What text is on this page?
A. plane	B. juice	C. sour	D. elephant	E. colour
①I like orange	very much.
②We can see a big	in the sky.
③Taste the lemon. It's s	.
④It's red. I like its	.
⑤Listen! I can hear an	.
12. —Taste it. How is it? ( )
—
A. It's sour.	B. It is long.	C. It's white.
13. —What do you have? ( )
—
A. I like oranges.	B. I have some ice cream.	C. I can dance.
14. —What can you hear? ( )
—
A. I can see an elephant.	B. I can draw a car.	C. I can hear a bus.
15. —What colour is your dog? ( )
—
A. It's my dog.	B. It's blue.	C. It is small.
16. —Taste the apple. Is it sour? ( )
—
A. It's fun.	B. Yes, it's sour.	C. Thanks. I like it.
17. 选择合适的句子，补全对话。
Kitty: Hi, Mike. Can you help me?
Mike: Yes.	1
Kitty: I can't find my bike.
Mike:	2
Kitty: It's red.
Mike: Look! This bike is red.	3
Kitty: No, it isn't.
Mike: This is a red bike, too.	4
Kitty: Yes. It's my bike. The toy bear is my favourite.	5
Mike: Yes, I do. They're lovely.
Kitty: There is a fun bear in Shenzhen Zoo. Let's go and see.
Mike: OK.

**Task goal**
Count the lines that include the word "Kitty" and state the result as a bare number.

**Output of the exercise**
6